(Extracted records)
***

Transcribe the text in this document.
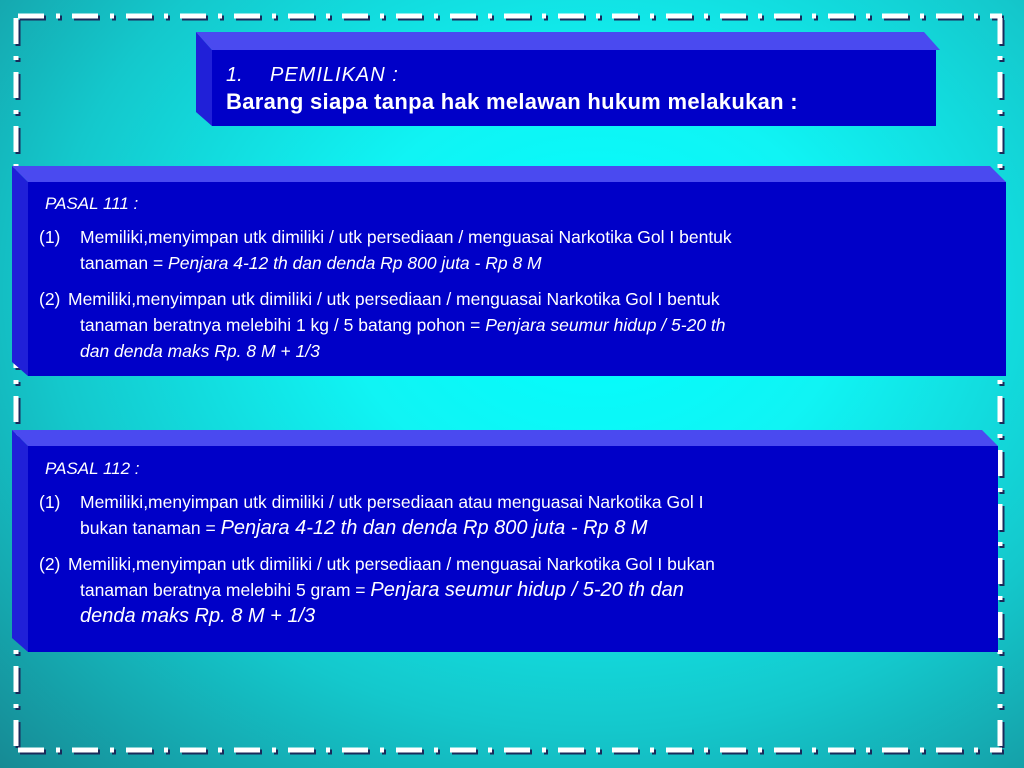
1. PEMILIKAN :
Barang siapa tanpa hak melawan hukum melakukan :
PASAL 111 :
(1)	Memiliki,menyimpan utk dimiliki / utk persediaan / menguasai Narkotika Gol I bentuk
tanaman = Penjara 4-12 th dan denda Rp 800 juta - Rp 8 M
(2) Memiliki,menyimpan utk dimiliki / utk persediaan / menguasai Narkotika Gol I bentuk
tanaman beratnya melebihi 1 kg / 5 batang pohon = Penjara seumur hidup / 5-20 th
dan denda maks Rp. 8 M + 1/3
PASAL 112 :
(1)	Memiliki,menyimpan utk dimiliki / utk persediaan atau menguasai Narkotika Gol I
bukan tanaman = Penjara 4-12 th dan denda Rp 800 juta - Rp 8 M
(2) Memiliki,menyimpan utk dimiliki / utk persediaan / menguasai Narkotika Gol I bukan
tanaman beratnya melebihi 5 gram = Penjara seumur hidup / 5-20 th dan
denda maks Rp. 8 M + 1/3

***

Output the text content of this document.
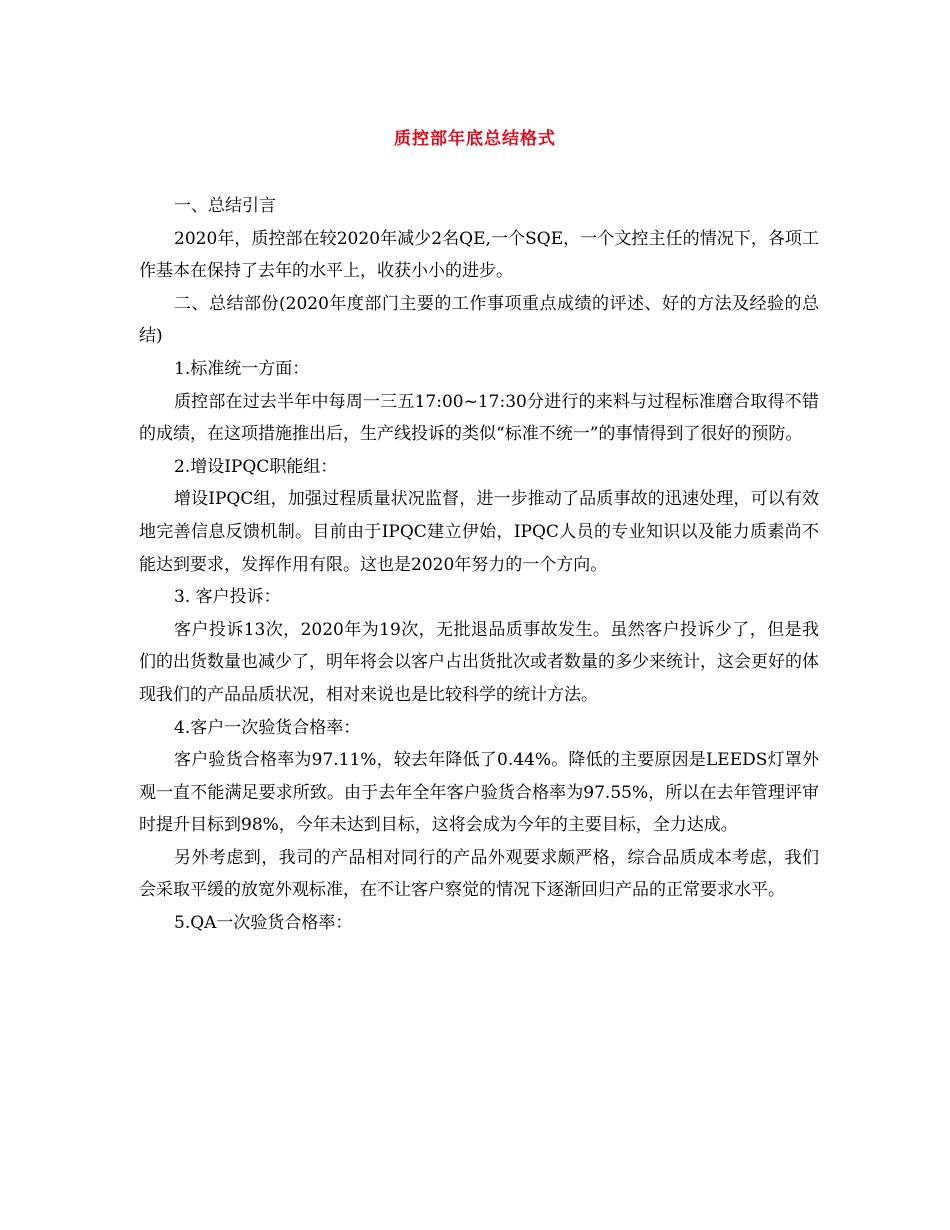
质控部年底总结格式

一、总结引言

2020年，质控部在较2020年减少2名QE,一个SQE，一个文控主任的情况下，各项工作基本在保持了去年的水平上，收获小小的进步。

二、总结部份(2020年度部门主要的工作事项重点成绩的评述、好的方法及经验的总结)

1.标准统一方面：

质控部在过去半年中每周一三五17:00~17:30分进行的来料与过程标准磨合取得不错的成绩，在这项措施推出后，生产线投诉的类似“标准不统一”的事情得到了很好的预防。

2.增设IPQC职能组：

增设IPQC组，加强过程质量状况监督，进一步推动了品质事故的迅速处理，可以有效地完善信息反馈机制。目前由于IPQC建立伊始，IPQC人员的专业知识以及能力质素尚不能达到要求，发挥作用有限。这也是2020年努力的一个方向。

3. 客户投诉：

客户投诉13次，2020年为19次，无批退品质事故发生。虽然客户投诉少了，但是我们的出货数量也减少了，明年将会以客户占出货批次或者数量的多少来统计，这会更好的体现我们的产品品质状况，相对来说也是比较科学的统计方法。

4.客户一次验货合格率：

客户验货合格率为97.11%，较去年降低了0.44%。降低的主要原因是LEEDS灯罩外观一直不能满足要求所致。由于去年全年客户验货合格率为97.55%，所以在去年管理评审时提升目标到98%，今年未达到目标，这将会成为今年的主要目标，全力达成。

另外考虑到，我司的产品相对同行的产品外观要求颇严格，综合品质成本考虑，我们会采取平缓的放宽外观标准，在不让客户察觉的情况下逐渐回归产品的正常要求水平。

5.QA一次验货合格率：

***

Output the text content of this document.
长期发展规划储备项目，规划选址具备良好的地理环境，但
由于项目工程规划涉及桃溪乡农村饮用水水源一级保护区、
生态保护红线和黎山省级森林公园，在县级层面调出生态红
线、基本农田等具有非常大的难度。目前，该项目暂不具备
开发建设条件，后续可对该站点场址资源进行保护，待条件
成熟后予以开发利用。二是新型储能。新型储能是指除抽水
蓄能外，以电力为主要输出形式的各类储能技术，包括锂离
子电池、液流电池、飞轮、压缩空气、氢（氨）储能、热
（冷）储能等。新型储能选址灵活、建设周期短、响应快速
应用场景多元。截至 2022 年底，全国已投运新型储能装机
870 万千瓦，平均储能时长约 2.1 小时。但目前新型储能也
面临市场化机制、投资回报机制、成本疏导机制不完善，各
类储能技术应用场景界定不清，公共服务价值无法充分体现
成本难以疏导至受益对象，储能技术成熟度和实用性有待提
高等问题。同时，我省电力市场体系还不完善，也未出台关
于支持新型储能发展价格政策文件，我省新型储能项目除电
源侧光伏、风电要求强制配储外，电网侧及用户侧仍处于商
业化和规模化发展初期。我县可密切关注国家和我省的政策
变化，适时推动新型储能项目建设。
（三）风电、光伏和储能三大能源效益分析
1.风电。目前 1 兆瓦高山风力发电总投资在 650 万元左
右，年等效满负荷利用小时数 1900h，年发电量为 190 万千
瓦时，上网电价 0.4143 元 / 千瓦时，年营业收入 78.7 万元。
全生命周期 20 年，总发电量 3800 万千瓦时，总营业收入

***

- Goal of the exercise:
Select all lines with the word "hidup" from the entries above.

- The solution:
tanaman beratnya melebihi 1 kg / 5 batang pohon = Penjara seumur hidup / 5-20 th
tanaman beratnya melebihi 5 gram = Penjara seumur hidup / 5-20 th dan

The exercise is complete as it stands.